- OBJECTIVE:
Look through the lines below and extract any with the word "number".

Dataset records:
══════

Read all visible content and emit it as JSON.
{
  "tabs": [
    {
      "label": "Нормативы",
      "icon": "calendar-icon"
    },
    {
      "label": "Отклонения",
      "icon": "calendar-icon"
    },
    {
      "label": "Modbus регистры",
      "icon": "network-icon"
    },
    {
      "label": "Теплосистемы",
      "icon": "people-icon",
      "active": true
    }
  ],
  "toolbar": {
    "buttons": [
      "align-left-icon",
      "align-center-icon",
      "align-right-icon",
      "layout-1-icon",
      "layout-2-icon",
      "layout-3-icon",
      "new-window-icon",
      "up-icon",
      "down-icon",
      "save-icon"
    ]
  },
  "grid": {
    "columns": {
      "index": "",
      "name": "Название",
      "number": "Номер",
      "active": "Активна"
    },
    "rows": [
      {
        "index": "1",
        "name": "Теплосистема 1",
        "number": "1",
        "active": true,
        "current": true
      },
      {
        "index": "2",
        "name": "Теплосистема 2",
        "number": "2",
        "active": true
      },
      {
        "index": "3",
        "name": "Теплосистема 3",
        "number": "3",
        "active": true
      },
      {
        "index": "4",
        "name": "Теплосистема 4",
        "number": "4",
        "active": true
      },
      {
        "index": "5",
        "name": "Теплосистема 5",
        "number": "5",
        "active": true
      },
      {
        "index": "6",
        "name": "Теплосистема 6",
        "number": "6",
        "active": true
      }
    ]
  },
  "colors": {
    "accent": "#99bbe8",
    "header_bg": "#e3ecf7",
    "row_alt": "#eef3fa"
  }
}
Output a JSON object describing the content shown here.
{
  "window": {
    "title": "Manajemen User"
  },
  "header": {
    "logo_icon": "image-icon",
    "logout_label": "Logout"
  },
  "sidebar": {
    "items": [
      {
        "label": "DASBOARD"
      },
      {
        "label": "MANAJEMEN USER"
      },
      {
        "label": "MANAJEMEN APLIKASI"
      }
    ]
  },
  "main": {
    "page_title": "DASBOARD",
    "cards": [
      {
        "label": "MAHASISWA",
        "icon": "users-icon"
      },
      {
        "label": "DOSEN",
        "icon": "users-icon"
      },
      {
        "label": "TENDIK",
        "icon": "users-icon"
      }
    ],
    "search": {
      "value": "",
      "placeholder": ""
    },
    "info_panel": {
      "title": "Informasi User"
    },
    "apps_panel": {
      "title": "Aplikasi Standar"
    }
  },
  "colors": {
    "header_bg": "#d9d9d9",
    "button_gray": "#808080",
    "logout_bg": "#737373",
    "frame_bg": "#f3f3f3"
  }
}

══════

- EXPECTED OUTPUT:
      "number": "Номер",
        "number": "1",
        "number": "2",
        "number": "3",
        "number": "4",
        "number": "5",
        "number": "6",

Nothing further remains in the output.